### WHAT IS EXPECTED
Return each line containing "label".

[Figure content listings]
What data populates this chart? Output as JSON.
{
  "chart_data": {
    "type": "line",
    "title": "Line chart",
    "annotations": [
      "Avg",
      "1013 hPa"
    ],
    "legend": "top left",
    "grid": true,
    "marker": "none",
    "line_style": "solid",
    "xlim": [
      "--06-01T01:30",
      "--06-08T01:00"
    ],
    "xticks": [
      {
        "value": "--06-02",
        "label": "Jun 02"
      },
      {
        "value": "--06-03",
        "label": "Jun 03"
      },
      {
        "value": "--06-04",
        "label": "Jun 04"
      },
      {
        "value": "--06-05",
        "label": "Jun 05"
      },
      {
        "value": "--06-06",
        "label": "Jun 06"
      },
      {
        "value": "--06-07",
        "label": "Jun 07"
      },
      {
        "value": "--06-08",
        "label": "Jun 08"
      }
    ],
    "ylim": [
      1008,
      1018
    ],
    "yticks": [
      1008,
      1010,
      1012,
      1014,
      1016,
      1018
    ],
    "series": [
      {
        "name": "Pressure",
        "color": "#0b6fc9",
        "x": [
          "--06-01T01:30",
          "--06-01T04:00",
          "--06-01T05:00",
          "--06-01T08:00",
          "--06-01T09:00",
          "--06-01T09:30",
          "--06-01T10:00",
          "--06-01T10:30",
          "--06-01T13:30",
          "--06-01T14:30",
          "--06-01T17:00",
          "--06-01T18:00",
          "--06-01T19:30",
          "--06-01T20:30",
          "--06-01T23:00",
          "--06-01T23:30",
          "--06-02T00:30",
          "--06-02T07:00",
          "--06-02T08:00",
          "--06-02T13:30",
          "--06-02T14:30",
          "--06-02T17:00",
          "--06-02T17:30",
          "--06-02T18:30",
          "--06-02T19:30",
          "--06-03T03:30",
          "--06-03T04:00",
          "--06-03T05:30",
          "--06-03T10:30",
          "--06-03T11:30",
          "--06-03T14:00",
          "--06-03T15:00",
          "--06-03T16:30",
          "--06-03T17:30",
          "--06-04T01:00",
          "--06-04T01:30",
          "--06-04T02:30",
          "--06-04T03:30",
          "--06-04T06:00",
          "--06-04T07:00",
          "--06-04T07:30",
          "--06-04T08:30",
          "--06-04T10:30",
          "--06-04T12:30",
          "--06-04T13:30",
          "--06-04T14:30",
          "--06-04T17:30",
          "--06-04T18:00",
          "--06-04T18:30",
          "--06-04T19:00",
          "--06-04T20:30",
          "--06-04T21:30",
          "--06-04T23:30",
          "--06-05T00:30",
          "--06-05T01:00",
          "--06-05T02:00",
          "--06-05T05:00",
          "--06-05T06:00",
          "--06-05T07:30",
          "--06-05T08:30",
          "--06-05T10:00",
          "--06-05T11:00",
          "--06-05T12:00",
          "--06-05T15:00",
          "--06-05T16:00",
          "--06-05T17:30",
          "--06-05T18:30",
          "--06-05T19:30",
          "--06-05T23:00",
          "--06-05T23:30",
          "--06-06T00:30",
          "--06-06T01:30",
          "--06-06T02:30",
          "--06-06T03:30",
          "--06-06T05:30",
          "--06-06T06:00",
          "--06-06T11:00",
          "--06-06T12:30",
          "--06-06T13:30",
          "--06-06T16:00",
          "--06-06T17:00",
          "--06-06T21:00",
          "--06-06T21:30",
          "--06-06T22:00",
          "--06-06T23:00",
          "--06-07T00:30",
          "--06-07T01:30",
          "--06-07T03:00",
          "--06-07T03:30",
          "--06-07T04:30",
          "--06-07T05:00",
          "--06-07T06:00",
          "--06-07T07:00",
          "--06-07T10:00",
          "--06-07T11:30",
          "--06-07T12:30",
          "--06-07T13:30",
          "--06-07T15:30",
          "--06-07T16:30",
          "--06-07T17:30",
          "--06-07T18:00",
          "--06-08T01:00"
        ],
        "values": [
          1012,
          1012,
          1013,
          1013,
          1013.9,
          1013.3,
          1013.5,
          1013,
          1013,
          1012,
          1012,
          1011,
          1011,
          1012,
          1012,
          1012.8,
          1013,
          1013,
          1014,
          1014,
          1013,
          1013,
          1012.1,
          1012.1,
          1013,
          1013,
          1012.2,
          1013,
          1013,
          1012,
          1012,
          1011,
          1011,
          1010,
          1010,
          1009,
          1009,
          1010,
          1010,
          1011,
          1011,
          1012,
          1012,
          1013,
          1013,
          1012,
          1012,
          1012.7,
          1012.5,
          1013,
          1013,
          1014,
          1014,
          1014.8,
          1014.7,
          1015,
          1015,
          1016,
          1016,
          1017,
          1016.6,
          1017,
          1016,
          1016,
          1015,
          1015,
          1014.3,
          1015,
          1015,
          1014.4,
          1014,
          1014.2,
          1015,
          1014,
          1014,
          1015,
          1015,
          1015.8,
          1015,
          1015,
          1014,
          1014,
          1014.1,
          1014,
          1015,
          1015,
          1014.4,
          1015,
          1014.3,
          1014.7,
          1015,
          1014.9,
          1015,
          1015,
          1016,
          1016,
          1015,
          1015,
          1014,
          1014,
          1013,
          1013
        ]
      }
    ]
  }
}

### THE OUTPUT
        "label": "Jun 02"
        "label": "Jun 03"
        "label": "Jun 04"
        "label": "Jun 05"
        "label": "Jun 06"
        "label": "Jun 07"
        "label": "Jun 08"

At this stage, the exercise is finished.